[TASK BRIEF]:
Which lines in the records below contain the string "对项目的认识"? Report each such line in full, and treat uppercase and lowercase as different.
[start of RECORDS]
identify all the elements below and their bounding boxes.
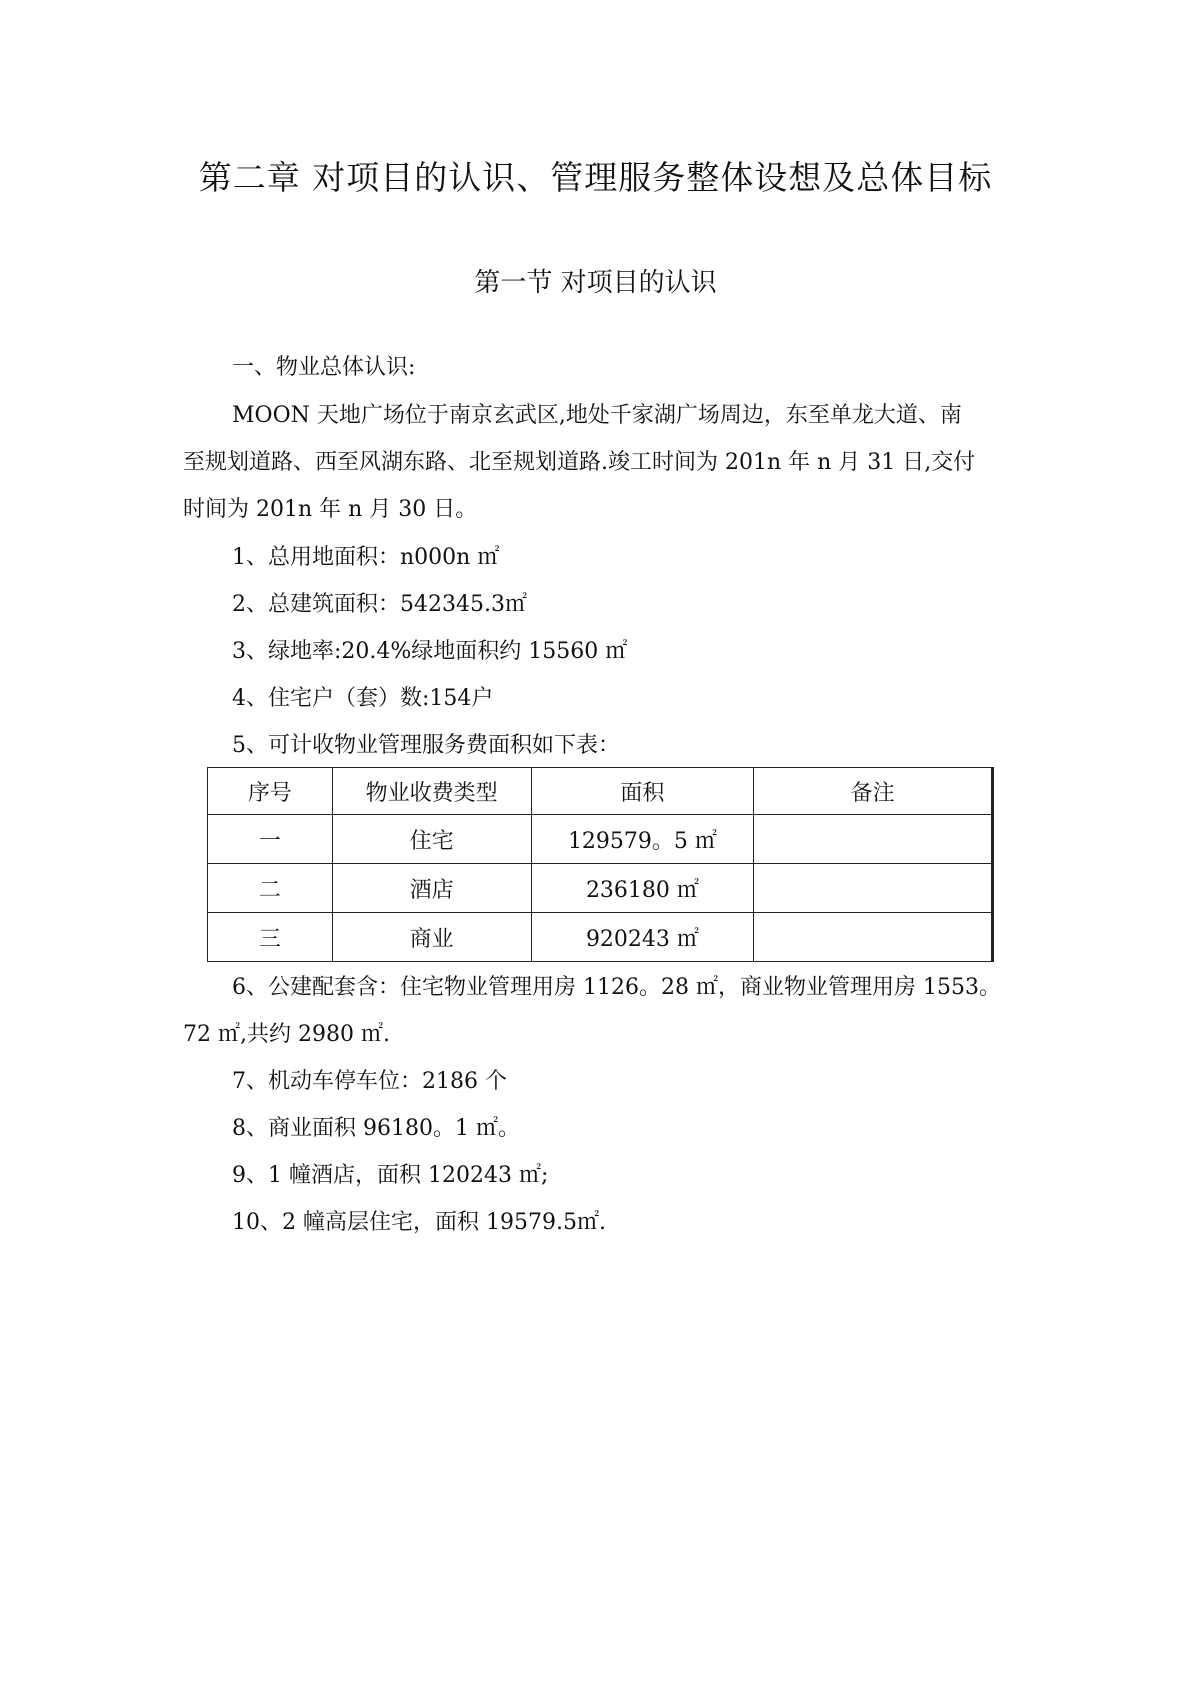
item-commercial-area: 8、商业面积 96180。1 ㎡。 bbox=[232, 1116, 520, 1141]
table-cell: 二 bbox=[208, 864, 333, 913]
table-cell: 商业 bbox=[332, 913, 531, 962]
table-cell: 236180 ㎡ bbox=[531, 864, 754, 913]
item-green-rate: 3、绿地率:20.4%绿地面积约 15560 ㎡ bbox=[232, 639, 628, 664]
fee-area-table-wrap bbox=[207, 767, 994, 962]
intro-line-2: 至规划道路、西至风湖东路、北至规划道路.竣工时间为 201n 年 n 月 31 日,交付 bbox=[183, 450, 976, 475]
item-total-land-area: 1、总用地面积：n000n ㎡ bbox=[232, 545, 500, 570]
intro-line-3: 时间为 201n 年 n 月 30 日。 bbox=[183, 497, 478, 522]
table-row bbox=[208, 913, 992, 962]
table-cell bbox=[754, 913, 992, 962]
table-cell: 住宅 bbox=[332, 815, 531, 864]
table-cell: 129579。5 ㎡ bbox=[531, 815, 754, 864]
heading-overview: 一、物业总体认识: bbox=[232, 355, 416, 380]
table-header-cell: 备注 bbox=[754, 768, 992, 815]
table-header-cell: 物业收费类型 bbox=[332, 768, 531, 815]
table-cell bbox=[754, 864, 992, 913]
table-right-border bbox=[991, 767, 994, 962]
table-cell: 920243 ㎡ bbox=[531, 913, 754, 962]
chapter-title: 第二章 对项目的认识、管理服务整体设想及总体目标 bbox=[198, 158, 993, 197]
section-title: 第一节 对项目的认识 bbox=[474, 268, 717, 298]
table-header-cell: 面积 bbox=[531, 768, 754, 815]
table-cell: 一 bbox=[208, 815, 333, 864]
item-fee-area-intro: 5、可计收物业管理服务费面积如下表： bbox=[232, 733, 620, 758]
item-parking: 7、机动车停车位：2186 个 bbox=[232, 1069, 507, 1094]
table-row bbox=[208, 815, 992, 864]
item-supporting-facilities-line-2: 72 ㎡,共约 2980 ㎡. bbox=[183, 1022, 390, 1047]
table-header-cell: 序号 bbox=[208, 768, 333, 815]
table-row bbox=[208, 864, 992, 913]
table-header-row bbox=[208, 768, 992, 815]
table-cell: 酒店 bbox=[332, 864, 531, 913]
item-supporting-facilities-line-1: 6、公建配套含：住宅物业管理用房 1126。28 ㎡，商业物业管理用房 1553。 bbox=[232, 975, 1001, 1000]
item-total-building-area: 2、总建筑面积：542345.3㎡ bbox=[232, 592, 527, 617]
table-cell: 三 bbox=[208, 913, 333, 962]
fee-area-table bbox=[207, 767, 992, 962]
item-high-rise-residential: 10、2 幢高层住宅，面积 19579.5㎡. bbox=[232, 1210, 606, 1235]
intro-line-1: MOON 天地广场位于南京玄武区,地处千家湖广场周边，东至单龙大道、南 bbox=[232, 403, 962, 428]
item-household-count: 4、住宅户（套）数:154户 bbox=[232, 686, 494, 711]
table-cell bbox=[754, 815, 992, 864]
item-hotel: 9、1 幢酒店，面积 120243 ㎡; bbox=[232, 1163, 549, 1188]
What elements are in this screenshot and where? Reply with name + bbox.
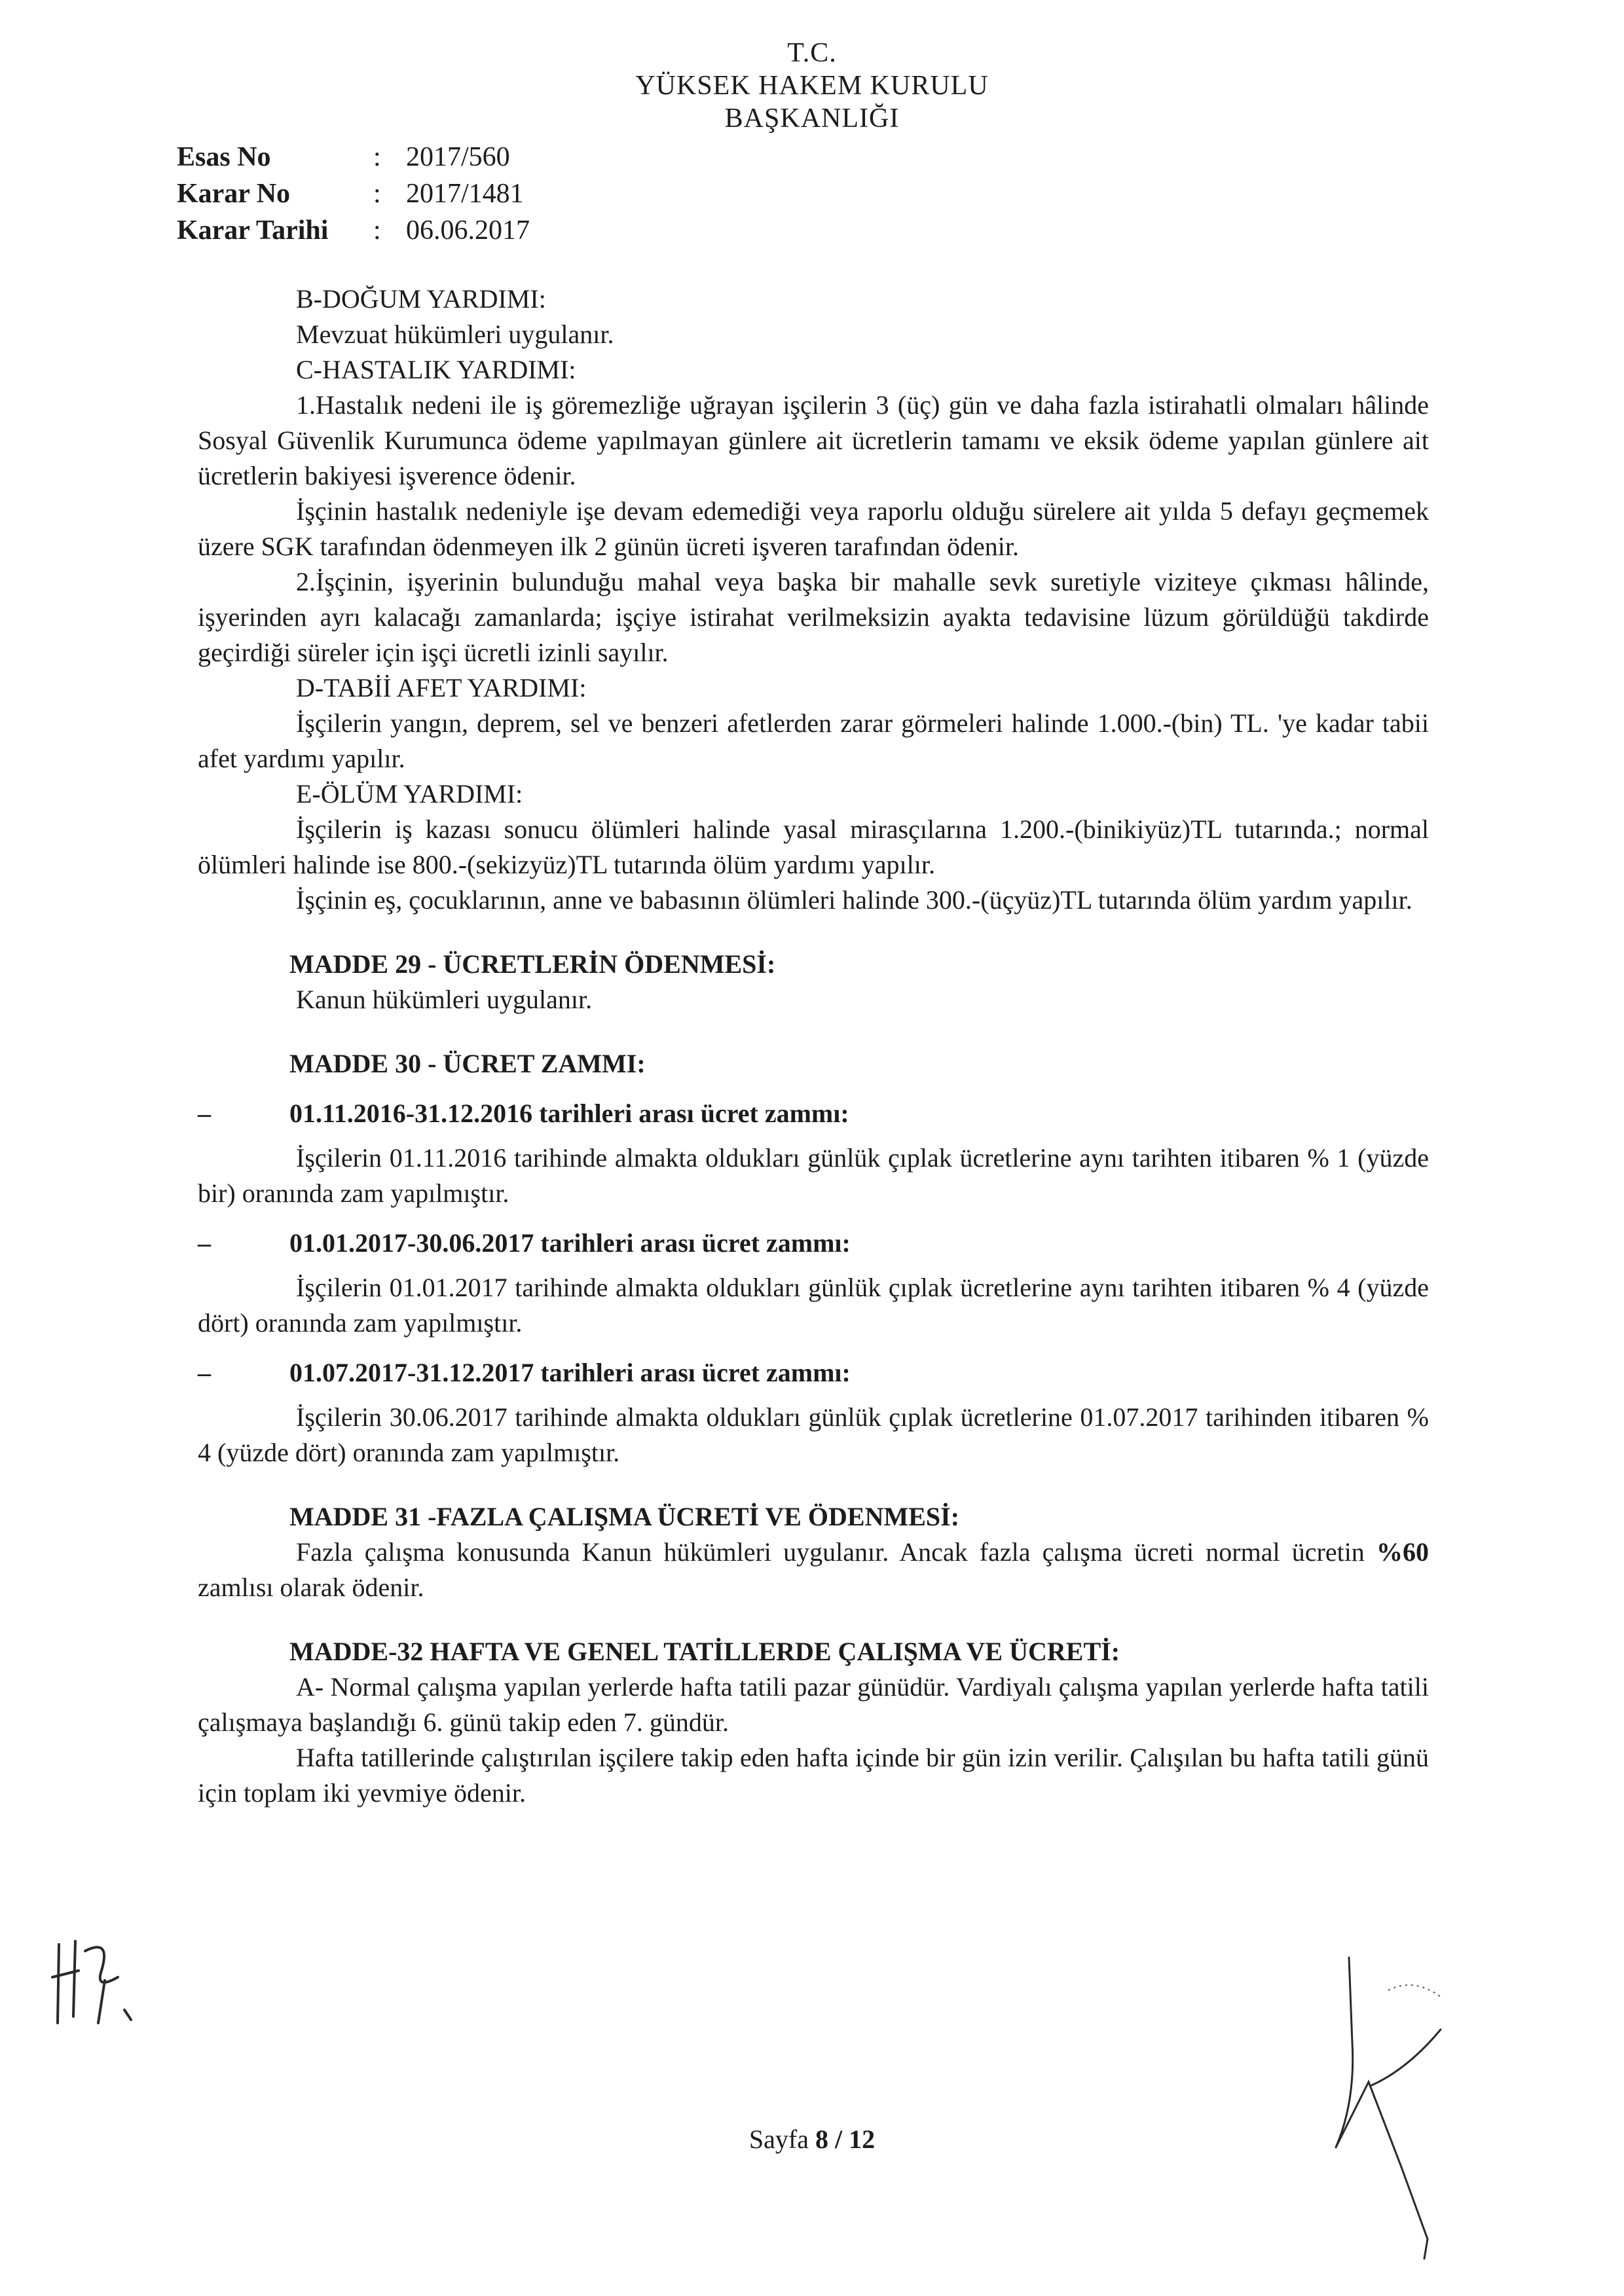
meta-label: Karar No xyxy=(177,179,291,209)
wage-increase-text: İşçilerin 01.01.2017 tarihinde almakta oldukları günlük çıplak ücretlerine aynı tarihten itibaren % 4 (yüzde dört) oranında zam yapılmıştır. xyxy=(198,1273,1429,1338)
article-31-text xyxy=(198,1535,1429,1605)
page-prefix: Sayfa xyxy=(748,2124,815,2154)
handwritten-signature xyxy=(1310,1951,1493,2265)
wage-increase-heading xyxy=(198,1355,1429,1391)
list-dash: – xyxy=(198,1099,211,1128)
article-30-title: MADDE 30 - ÜCRET ZAMMI: xyxy=(289,1049,646,1078)
paragraph-c3: 2.İşçinin, işyerinin bulunduğu mahal veya başka bir mahalle sevk suretiyle viziteye çıkması hâlinde, işyerinden ayrı kalacağı zamanlarda; işçiye istirahat verilmeksizin ayakta tedavisine lüzum görüldüğü takdirde geçirdiği süreler için işçi ücretli izinli sayılır. xyxy=(198,567,1429,667)
header-tc: T.C. xyxy=(787,38,837,68)
wage-increase-heading xyxy=(198,1096,1429,1131)
document-body xyxy=(198,282,1429,1811)
page-current: 8 xyxy=(815,2124,828,2154)
paragraph-c1: 1.Hastalık nedeni ile iş göremezliğe uğrayan işçilerin 3 (üç) gün ve daha fazla istirahatli olmaları hâlinde Sosyal Güvenlik Kurumunca ödeme yapılmayan günlere ait ücretlerin tamamı ve eksik ödeme yapılan günlere ait ücretlerin bakiyesi işverence ödenir. xyxy=(198,390,1429,490)
article-32-title: MADDE-32 HAFTA VE GENEL TATİLLERDE ÇALIŞMA VE ÜCRETİ: xyxy=(289,1637,1120,1666)
meta-sep: : xyxy=(373,215,381,246)
article-29-text: Kanun hükümleri uygulanır. xyxy=(296,985,593,1014)
article-32-paragraph-b: Hafta tatillerinde çalıştırılan işçilere takip eden hafta içinde bir gün izin verilir. Çalışılan bu hafta tatili günü için toplam iki yevmiye ödenir. xyxy=(198,1743,1429,1808)
section-text-b: Mevzuat hükümleri uygulanır. xyxy=(296,319,614,349)
article-29-title: MADDE 29 - ÜCRETLERİN ÖDENMESİ: xyxy=(289,949,776,979)
meta-row-tarih xyxy=(177,212,530,249)
paragraph-d: İşçilerin yangın, deprem, sel ve benzeri afetlerden zarar görmeleri halinde 1.000.-(bin) TL. 'ye kadar tabii afet yardımı yapılır. xyxy=(198,708,1429,773)
article-31-text-b: zamlısı olarak ödenir. xyxy=(198,1573,424,1602)
paragraph-e1: İşçilerin iş kazası sonucu ölümleri halinde yasal mirasçılarına 1.200.-(binikiyüz)TL tutarında.; normal ölümleri halinde ise 800.-(sekizyüz)TL tutarında ölüm yardımı yapılır. xyxy=(198,814,1429,879)
section-title-e: E-ÖLÜM YARDIMI: xyxy=(296,779,523,809)
header-institution: YÜKSEK HAKEM KURULU xyxy=(635,71,989,101)
wage-increase-heading xyxy=(198,1226,1429,1261)
meta-label: Karar Tarihi xyxy=(177,215,329,246)
meta-value: 2017/1481 xyxy=(406,179,524,209)
meta-sep: : xyxy=(373,142,381,172)
list-dash: – xyxy=(198,1358,211,1387)
wage-increase-text: İşçilerin 01.11.2016 tarihinde almakta oldukları günlük çıplak ücretlerine aynı tarihten itibaren % 1 (yüzde bir) oranında zam yapılmıştır. xyxy=(198,1143,1429,1208)
wage-increase-text: İşçilerin 30.06.2017 tarihinde almakta oldukları günlük çıplak ücretlerine 01.07.2017 tarihinden itibaren % 4 (yüzde dört) oranında zam yapılmıştır. xyxy=(198,1402,1429,1467)
meta-value: 06.06.2017 xyxy=(406,215,530,246)
section-title-d: D-TABİİ AFET YARDIMI: xyxy=(296,673,587,702)
list-dash: – xyxy=(198,1228,211,1258)
article-31-title: MADDE 31 -FAZLA ÇALIŞMA ÜCRETİ VE ÖDENMESİ: xyxy=(289,1502,960,1531)
section-title-b: B-DOĞUM YARDIMI: xyxy=(296,284,546,314)
case-meta xyxy=(177,139,530,249)
wage-increase-period: 01.07.2017-31.12.2017 tarihleri arası ücret zammı: xyxy=(289,1358,851,1387)
meta-row-karar xyxy=(177,175,530,212)
paragraph-e2: İşçinin eş, çocuklarının, anne ve babasının ölümleri halinde 300.-(üçyüz)TL tutarında ölüm yardım yapılır. xyxy=(296,885,1412,915)
meta-label: Esas No xyxy=(177,142,271,172)
wage-increase-period: 01.11.2016-31.12.2016 tarihleri arası ücret zammı: xyxy=(289,1099,849,1128)
article-31-rate: %60 xyxy=(1376,1537,1429,1567)
article-32-paragraph-a: A- Normal çalışma yapılan yerlerde hafta tatili pazar günüdür. Vardiyalı çalışma yapılan yerlerde hafta tatili çalışmaya başlandığı 6. günü takip eden 7. gündür. xyxy=(198,1672,1429,1737)
header-department: BAŞKANLIĞI xyxy=(724,103,900,134)
paragraph-c2: İşçinin hastalık nedeniyle işe devam edemediği veya raporlu olduğu sürelere ait yılda 5 defayı geçmemek üzere SGK tarafından ödenmeyen ilk 2 günün ücreti işveren tarafından ödenir. xyxy=(198,496,1429,561)
margin-initials-signature xyxy=(39,1931,151,2036)
page-sep: / xyxy=(828,2124,849,2154)
article-31-text-a: Fazla çalışma konusunda Kanun hükümleri uygulanır. Ancak fazla çalışma ücreti normal ücretin xyxy=(296,1537,1376,1567)
page-total: 12 xyxy=(849,2124,876,2154)
meta-sep: : xyxy=(373,179,381,209)
meta-row-esas xyxy=(177,139,530,175)
wage-increase-period: 01.01.2017-30.06.2017 tarihleri arası ücret zammı: xyxy=(289,1228,851,1258)
meta-value: 2017/560 xyxy=(406,142,510,172)
section-title-c: C-HASTALIK YARDIMI: xyxy=(296,355,576,384)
[end of RECORDS]
[WRITTEN SOLUTION]:
chapter-title: 第二章 对项目的认识、管理服务整体设想及总体目标 bbox=[198, 158, 993, 197]
section-title: 第一节 对项目的认识 bbox=[474, 268, 717, 298]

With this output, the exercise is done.